Required task
Locate each line in the records containing "dificultades". Copy it.

-- start of Records shown --

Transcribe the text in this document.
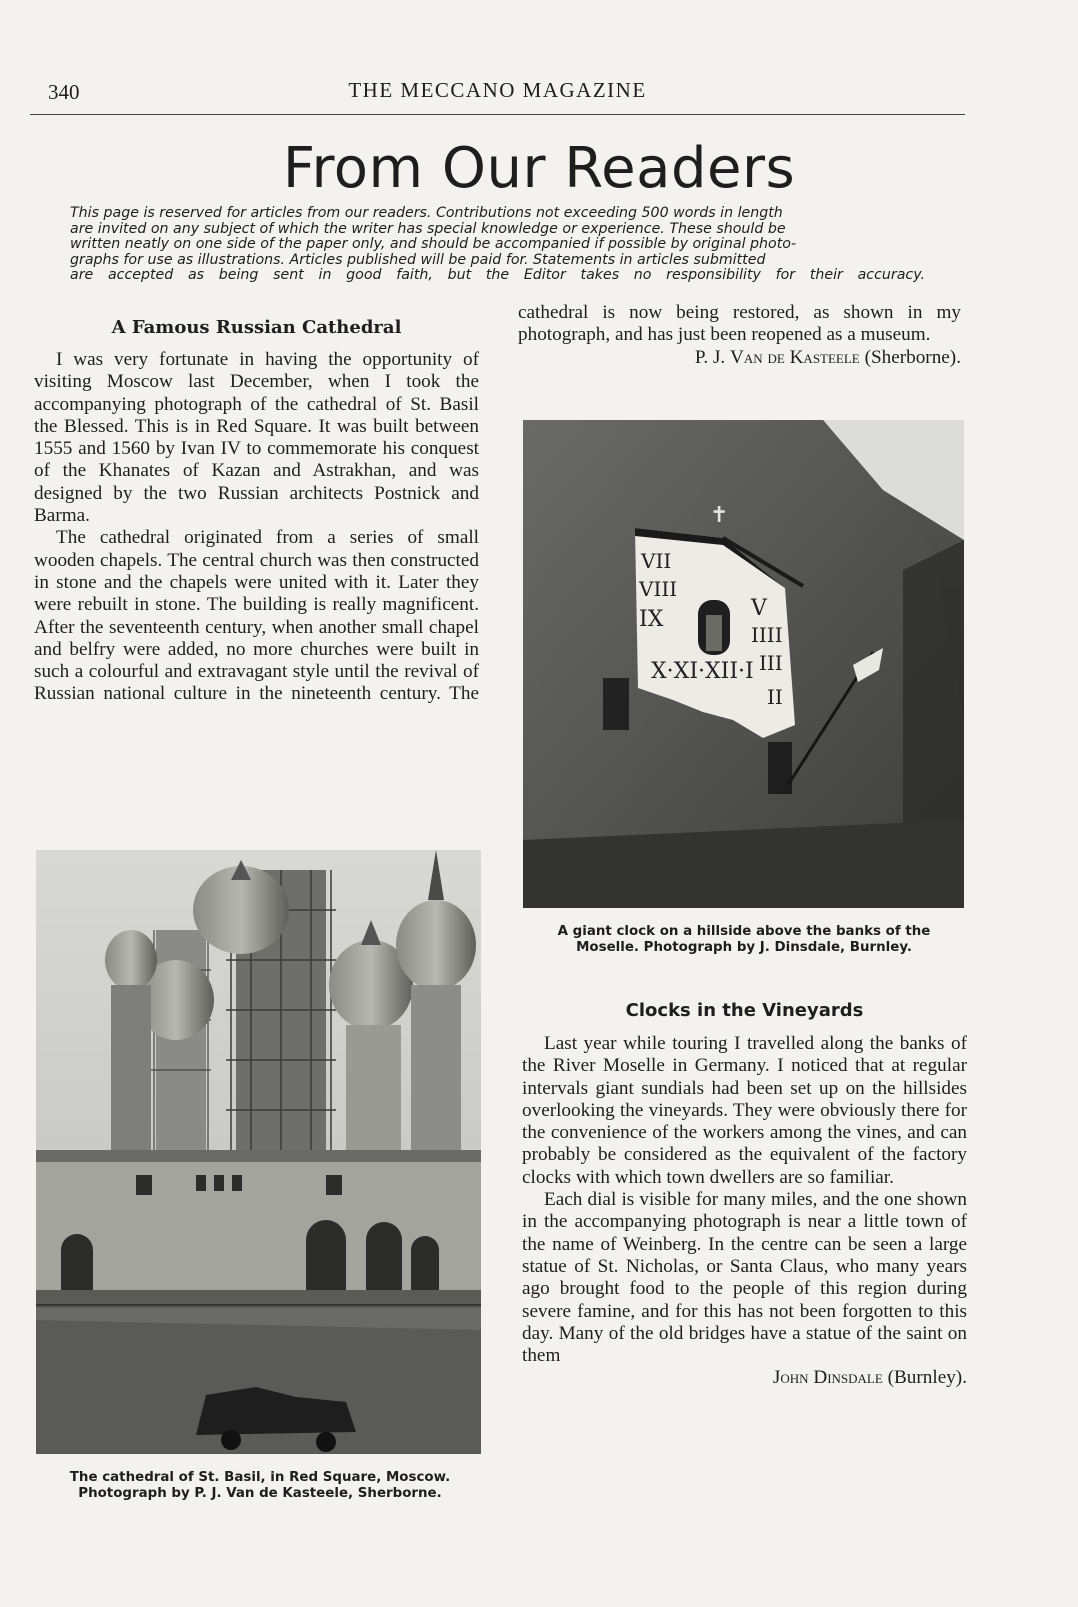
340	THE MECCANO MAGAZINE
From Our Readers
This page is reserved for articles from our readers. Contributions not exceeding 500 words in length
are invited on any subject of which the writer has special knowledge or experience. These should be
written neatly on one side of the paper only, and should be accompanied if possible by original photo-
graphs for use as illustrations. Articles published will be paid for. Statements in articles submitted
are accepted as being sent in good faith, but the Editor takes no responsibility for their accuracy.
A Famous Russian Cathedral

I was very fortunate in having the opportunity of visiting Moscow last December, when I took the accompanying photograph of the cathedral of St. Basil the Blessed. This is in Red Square. It was built between 1555 and 1560 by Ivan IV to commemorate his conquest of the Khanates of Kazan and Astrakhan, and was designed by the two Russian architects Postnick and Barma.

The cathedral originated from a series of small wooden chapels. The central church was then constructed in stone and the chapels were united with it. Later they were rebuilt in stone. The building is really magnificent. After the seventeenth century, when another small chapel and belfry were added, no more churches were built in such a colourful and extravagant style until the revival of Russian national culture in the nineteenth century. The

cathedral is now being restored, as shown in my photograph, and has just been reopened as a museum.

P. J. Van de Kasteele (Sherborne).

✝
VII
VIII
IX
X·XI·XII·I
V
IIII
III
II
A giant clock on a hillside above the banks of the
Moselle. Photograph by J. Dinsdale, Burnley.
Clocks in the Vineyards

Last year while touring I travelled along the banks of the River Moselle in Germany. I noticed that at regular intervals giant sundials had been set up on the hillsides overlooking the vineyards. They were obviously there for the convenience of the workers among the vines, and can probably be considered as the equivalent of the factory clocks with which town dwellers are so familiar.

Each dial is visible for many miles, and the one shown in the accompanying photograph is near a little town of the name of Weinberg. In the centre can be seen a large statue of St. Nicholas, or Santa Claus, who many years ago brought food to the people of this region during severe famine, and for this has not been forgotten to this day. Many of the old bridges have a statue of the saint on them

John Dinsdale (Burnley).

The cathedral of St. Basil, in Red Square, Moscow.
Photograph by P. J. Van de Kasteele, Sherborne.
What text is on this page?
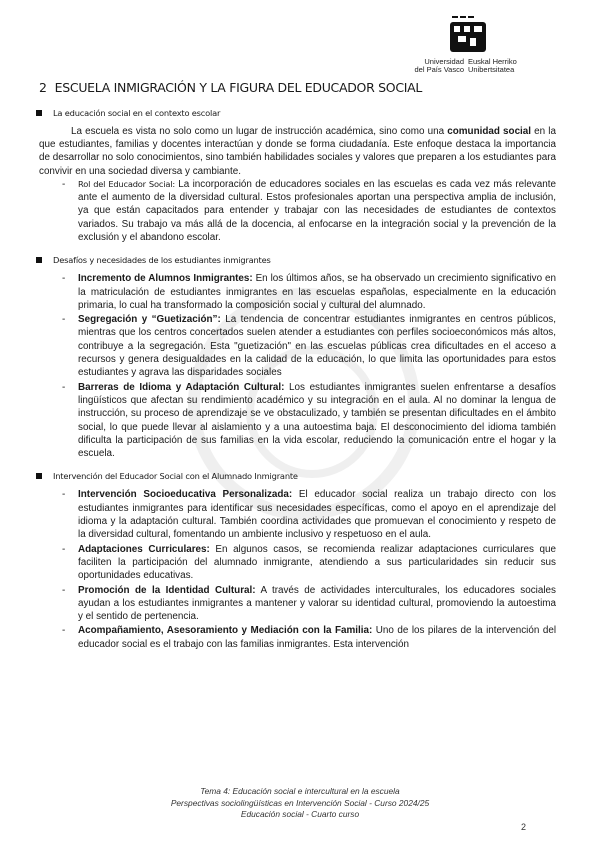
Universidad
del País Vasco
Euskal Herriko
Unibertsitatea
2 ESCUELA INMIGRACIÓN Y LA FIGURA DEL EDUCADOR SOCIAL
La educación social en el contexto escolar

La escuela es vista no solo como un lugar de instrucción académica, sino como una comunidad social en la que estudiantes, familias y docentes interactúan y donde se forma ciudadanía. Este enfoque destaca la importancia de desarrollar no solo conocimientos, sino también habilidades sociales y valores que preparen a los estudiantes para convivir en una sociedad diversa y cambiante.

- Rol del Educador Social: La incorporación de educadores sociales en las escuelas es cada vez más relevante ante el aumento de la diversidad cultural. Estos profesionales aportan una perspectiva amplia de inclusión, ya que están capacitados para entender y trabajar con las necesidades de estudiantes de contextos variados. Su trabajo va más allá de la docencia, al enfocarse en la integración social y la prevención de la exclusión y el abandono escolar.
Desafíos y necesidades de los estudiantes inmigrantes
- Incremento de Alumnos Inmigrantes: En los últimos años, se ha observado un crecimiento significativo en la matriculación de estudiantes inmigrantes en las escuelas españolas, especialmente en la educación primaria, lo cual ha transformado la composición social y cultural del alumnado.
- Segregación y “Guetización”: La tendencia de concentrar estudiantes inmigrantes en centros públicos, mientras que los centros concertados suelen atender a estudiantes con perfiles socioeconómicos más altos, contribuye a la segregación. Esta "guetización" en las escuelas públicas crea dificultades en el acceso a recursos y genera desigualdades en la calidad de la educación, lo que limita las oportunidades para estos estudiantes y agrava las disparidades sociales
- Barreras de Idioma y Adaptación Cultural: Los estudiantes inmigrantes suelen enfrentarse a desafíos lingüísticos que afectan su rendimiento académico y su integración en el aula. Al no dominar la lengua de instrucción, su proceso de aprendizaje se ve obstaculizado, y también se presentan dificultades en el ámbito social, lo que puede llevar al aislamiento y a una autoestima baja. El desconocimiento del idioma también dificulta la participación de sus familias en la vida escolar, reduciendo la comunicación entre el hogar y la escuela.
Intervención del Educador Social con el Alumnado Inmigrante
- Intervención Socioeducativa Personalizada: El educador social realiza un trabajo directo con los estudiantes inmigrantes para identificar sus necesidades específicas, como el apoyo en el aprendizaje del idioma y la adaptación cultural. También coordina actividades que promuevan el conocimiento y respeto de la diversidad cultural, fomentando un ambiente inclusivo y respetuoso en el aula.
- Adaptaciones Curriculares: En algunos casos, se recomienda realizar adaptaciones curriculares que faciliten la participación del alumnado inmigrante, atendiendo a sus particularidades sin reducir sus oportunidades educativas.
- Promoción de la Identidad Cultural: A través de actividades interculturales, los educadores sociales ayudan a los estudiantes inmigrantes a mantener y valorar su identidad cultural, promoviendo la autoestima y el sentido de pertenencia.
- Acompañamiento, Asesoramiento y Mediación con la Familia: Uno de los pilares de la intervención del educador social es el trabajo con las familias inmigrantes. Esta intervención
Tema 4: Educación social e intercultural en la escuela
Perspectivas sociolingüísticas en Intervención Social - Curso 2024/25
Educación social - Cuarto curso
2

-- end of Records shown --

Expected answer
- Segregación y “Guetización”: La tendencia de concentrar estudiantes inmigrantes en centros públicos, mientras que los centros concertados suelen atender a estudiantes con perfiles socioeconómicos más altos, contribuye a la segregación. Esta "guetización" en las escuelas públicas crea dificultades en el acceso a recursos y genera desigualdades en la calidad de la educación, lo que limita las oportunidades para estos estudiantes y agrava las disparidades sociales
- Barreras de Idioma y Adaptación Cultural: Los estudiantes inmigrantes suelen enfrentarse a desafíos lingüísticos que afectan su rendimiento académico y su integración en el aula. Al no dominar la lengua de instrucción, su proceso de aprendizaje se ve obstaculizado, y también se presentan dificultades en el ámbito social, lo que puede llevar al aislamiento y a una autoestima baja. El desconocimiento del idioma también dificulta la participación de sus familias en la vida escolar, reduciendo la comunicación entre el hogar y la escuela.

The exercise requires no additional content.